# Dataset rows:
□ □ □ □

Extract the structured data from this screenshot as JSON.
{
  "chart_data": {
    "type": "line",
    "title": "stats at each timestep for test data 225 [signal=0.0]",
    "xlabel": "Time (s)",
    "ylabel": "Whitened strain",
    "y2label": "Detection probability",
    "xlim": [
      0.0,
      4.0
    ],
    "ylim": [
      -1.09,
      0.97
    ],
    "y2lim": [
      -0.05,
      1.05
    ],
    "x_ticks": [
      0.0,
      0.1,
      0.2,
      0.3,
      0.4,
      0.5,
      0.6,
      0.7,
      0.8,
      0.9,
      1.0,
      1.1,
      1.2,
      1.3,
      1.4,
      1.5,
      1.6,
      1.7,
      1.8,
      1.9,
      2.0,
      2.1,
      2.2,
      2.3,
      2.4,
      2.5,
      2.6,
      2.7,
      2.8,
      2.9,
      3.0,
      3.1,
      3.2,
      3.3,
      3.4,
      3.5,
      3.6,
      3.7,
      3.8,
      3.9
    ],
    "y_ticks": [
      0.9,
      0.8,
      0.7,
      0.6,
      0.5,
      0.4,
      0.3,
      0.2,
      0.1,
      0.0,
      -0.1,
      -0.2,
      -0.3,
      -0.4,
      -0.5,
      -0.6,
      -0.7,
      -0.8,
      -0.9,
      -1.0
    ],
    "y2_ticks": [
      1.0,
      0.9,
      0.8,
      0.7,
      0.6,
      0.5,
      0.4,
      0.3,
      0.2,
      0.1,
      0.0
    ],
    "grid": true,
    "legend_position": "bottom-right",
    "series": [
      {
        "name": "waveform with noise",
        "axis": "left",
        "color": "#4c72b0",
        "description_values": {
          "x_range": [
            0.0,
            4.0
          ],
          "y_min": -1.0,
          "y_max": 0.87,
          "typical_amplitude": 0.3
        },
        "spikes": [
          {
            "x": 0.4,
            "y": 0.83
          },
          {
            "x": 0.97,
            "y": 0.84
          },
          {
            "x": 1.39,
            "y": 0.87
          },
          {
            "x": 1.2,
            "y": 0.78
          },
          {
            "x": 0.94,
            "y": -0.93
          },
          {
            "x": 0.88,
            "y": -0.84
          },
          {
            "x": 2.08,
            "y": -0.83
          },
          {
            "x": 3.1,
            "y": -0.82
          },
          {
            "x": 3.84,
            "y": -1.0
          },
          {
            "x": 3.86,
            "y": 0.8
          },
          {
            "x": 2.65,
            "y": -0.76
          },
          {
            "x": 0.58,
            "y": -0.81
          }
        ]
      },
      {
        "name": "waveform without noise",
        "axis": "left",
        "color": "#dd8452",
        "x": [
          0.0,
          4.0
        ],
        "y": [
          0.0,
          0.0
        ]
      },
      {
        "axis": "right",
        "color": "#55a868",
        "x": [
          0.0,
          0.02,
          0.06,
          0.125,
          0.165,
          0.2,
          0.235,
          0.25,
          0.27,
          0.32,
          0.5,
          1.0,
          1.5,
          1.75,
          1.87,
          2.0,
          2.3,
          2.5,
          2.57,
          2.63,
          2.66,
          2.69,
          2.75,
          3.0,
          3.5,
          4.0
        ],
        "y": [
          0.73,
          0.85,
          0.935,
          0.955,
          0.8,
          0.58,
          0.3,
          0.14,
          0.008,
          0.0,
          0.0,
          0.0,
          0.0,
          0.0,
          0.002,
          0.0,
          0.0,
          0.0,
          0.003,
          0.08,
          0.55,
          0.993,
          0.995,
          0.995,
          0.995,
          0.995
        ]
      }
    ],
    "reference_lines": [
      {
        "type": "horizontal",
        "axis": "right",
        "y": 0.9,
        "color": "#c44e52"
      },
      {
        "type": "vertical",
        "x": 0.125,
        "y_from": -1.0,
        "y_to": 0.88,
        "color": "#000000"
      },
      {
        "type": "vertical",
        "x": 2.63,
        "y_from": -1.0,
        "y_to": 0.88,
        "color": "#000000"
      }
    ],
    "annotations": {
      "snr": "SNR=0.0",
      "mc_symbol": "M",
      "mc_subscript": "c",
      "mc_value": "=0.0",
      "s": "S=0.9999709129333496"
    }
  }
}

□ □ □ □

# Exercise objective:
Write out all the lines again, exactly as they are.

# Solved exercise:
Extract the structured data from this screenshot as JSON.
{
  "chart_data": {
    "type": "line",
    "title": "stats at each timestep for test data 225 [signal=0.0]",
    "xlabel": "Time (s)",
    "ylabel": "Whitened strain",
    "y2label": "Detection probability",
    "xlim": [
      0.0,
      4.0
    ],
    "ylim": [
      -1.09,
      0.97
    ],
    "y2lim": [
      -0.05,
      1.05
    ],
    "x_ticks": [
      0.0,
      0.1,
      0.2,
      0.3,
      0.4,
      0.5,
      0.6,
      0.7,
      0.8,
      0.9,
      1.0,
      1.1,
      1.2,
      1.3,
      1.4,
      1.5,
      1.6,
      1.7,
      1.8,
      1.9,
      2.0,
      2.1,
      2.2,
      2.3,
      2.4,
      2.5,
      2.6,
      2.7,
      2.8,
      2.9,
      3.0,
      3.1,
      3.2,
      3.3,
      3.4,
      3.5,
      3.6,
      3.7,
      3.8,
      3.9
    ],
    "y_ticks": [
      0.9,
      0.8,
      0.7,
      0.6,
      0.5,
      0.4,
      0.3,
      0.2,
      0.1,
      0.0,
      -0.1,
      -0.2,
      -0.3,
      -0.4,
      -0.5,
      -0.6,
      -0.7,
      -0.8,
      -0.9,
      -1.0
    ],
    "y2_ticks": [
      1.0,
      0.9,
      0.8,
      0.7,
      0.6,
      0.5,
      0.4,
      0.3,
      0.2,
      0.1,
      0.0
    ],
    "grid": true,
    "legend_position": "bottom-right",
    "series": [
      {
        "name": "waveform with noise",
        "axis": "left",
        "color": "#4c72b0",
        "description_values": {
          "x_range": [
            0.0,
            4.0
          ],
          "y_min": -1.0,
          "y_max": 0.87,
          "typical_amplitude": 0.3
        },
        "spikes": [
          {
            "x": 0.4,
            "y": 0.83
          },
          {
            "x": 0.97,
            "y": 0.84
          },
          {
            "x": 1.39,
            "y": 0.87
          },
          {
            "x": 1.2,
            "y": 0.78
          },
          {
            "x": 0.94,
            "y": -0.93
          },
          {
            "x": 0.88,
            "y": -0.84
          },
          {
            "x": 2.08,
            "y": -0.83
          },
          {
            "x": 3.1,
            "y": -0.82
          },
          {
            "x": 3.84,
            "y": -1.0
          },
          {
            "x": 3.86,
            "y": 0.8
          },
          {
            "x": 2.65,
            "y": -0.76
          },
          {
            "x": 0.58,
            "y": -0.81
          }
        ]
      },
      {
        "name": "waveform without noise",
        "axis": "left",
        "color": "#dd8452",
        "x": [
          0.0,
          4.0
        ],
        "y": [
          0.0,
          0.0
        ]
      },
      {
        "axis": "right",
        "color": "#55a868",
        "x": [
          0.0,
          0.02,
          0.06,
          0.125,
          0.165,
          0.2,
          0.235,
          0.25,
          0.27,
          0.32,
          0.5,
          1.0,
          1.5,
          1.75,
          1.87,
          2.0,
          2.3,
          2.5,
          2.57,
          2.63,
          2.66,
          2.69,
          2.75,
          3.0,
          3.5,
          4.0
        ],
        "y": [
          0.73,
          0.85,
          0.935,
          0.955,
          0.8,
          0.58,
          0.3,
          0.14,
          0.008,
          0.0,
          0.0,
          0.0,
          0.0,
          0.0,
          0.002,
          0.0,
          0.0,
          0.0,
          0.003,
          0.08,
          0.55,
          0.993,
          0.995,
          0.995,
          0.995,
          0.995
        ]
      }
    ],
    "reference_lines": [
      {
        "type": "horizontal",
        "axis": "right",
        "y": 0.9,
        "color": "#c44e52"
      },
      {
        "type": "vertical",
        "x": 0.125,
        "y_from": -1.0,
        "y_to": 0.88,
        "color": "#000000"
      },
      {
        "type": "vertical",
        "x": 2.63,
        "y_from": -1.0,
        "y_to": 0.88,
        "color": "#000000"
      }
    ],
    "annotations": {
      "snr": "SNR=0.0",
      "mc_symbol": "M",
      "mc_subscript": "c",
      "mc_value": "=0.0",
      "s": "S=0.9999709129333496"
    }
  }
}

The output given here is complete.